• [REQUIRED WORK] In the listing below, pick out lines with "name".

• [DATASET EXCERPTS]
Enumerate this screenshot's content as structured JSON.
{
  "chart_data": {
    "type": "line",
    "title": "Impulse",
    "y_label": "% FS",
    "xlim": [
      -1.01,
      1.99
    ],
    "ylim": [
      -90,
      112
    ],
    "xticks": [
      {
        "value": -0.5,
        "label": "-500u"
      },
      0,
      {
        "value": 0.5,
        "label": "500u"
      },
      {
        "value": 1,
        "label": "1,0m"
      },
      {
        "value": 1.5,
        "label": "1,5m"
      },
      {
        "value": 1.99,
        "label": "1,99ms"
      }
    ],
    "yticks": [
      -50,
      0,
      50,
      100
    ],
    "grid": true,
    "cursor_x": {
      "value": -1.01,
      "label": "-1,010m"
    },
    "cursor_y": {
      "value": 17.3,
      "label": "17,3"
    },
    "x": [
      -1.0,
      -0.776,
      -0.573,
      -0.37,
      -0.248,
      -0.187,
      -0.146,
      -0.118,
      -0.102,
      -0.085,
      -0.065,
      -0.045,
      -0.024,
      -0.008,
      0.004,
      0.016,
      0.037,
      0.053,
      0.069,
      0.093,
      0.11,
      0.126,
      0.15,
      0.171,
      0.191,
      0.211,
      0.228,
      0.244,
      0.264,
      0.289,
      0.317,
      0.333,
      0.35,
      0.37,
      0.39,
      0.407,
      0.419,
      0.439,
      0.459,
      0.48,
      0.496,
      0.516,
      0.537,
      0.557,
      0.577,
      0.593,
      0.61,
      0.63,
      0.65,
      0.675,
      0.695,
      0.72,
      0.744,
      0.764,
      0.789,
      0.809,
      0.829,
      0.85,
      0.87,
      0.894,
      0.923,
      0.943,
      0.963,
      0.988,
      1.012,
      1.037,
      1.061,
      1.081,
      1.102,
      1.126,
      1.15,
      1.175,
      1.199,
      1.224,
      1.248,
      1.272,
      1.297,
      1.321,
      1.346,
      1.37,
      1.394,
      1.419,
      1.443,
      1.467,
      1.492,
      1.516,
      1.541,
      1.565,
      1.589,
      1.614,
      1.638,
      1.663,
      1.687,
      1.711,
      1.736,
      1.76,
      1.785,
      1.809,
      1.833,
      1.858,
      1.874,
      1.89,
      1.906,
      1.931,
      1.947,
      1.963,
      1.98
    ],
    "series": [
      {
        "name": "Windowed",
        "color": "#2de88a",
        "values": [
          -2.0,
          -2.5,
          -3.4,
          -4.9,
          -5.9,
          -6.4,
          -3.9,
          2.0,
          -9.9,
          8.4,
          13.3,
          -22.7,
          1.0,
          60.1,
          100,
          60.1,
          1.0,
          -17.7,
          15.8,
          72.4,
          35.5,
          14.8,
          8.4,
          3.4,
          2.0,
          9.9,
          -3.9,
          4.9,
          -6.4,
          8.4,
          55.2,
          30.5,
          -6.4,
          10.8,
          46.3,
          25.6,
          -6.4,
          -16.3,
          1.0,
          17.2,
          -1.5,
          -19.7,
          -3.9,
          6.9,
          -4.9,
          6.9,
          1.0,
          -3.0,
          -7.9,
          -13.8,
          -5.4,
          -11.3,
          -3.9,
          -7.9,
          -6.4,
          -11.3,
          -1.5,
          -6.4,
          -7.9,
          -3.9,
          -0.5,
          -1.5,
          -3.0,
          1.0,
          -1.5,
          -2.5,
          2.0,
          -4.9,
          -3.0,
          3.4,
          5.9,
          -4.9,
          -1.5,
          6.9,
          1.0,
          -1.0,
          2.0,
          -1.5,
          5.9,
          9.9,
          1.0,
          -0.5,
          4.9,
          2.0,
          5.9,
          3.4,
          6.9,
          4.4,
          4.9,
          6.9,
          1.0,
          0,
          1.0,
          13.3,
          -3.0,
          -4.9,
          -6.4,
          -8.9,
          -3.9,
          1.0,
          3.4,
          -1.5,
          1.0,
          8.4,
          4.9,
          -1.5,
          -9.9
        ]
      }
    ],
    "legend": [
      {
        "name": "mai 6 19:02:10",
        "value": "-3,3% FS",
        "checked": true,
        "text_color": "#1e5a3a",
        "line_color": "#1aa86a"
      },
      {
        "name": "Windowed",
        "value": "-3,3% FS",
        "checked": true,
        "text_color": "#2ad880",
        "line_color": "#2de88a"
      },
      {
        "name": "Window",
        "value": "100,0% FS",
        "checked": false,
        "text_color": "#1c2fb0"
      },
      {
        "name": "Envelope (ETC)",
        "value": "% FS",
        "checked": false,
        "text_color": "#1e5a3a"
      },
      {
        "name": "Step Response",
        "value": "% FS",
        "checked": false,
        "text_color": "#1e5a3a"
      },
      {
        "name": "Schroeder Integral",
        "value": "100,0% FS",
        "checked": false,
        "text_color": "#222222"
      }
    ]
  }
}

• [WRITTEN RESPONSE]
        "name": "Windowed",
        "name": "mai 6 19:02:10",
        "name": "Windowed",
        "name": "Window",
        "name": "Envelope (ETC)",
        "name": "Step Response",
        "name": "Schroeder Integral",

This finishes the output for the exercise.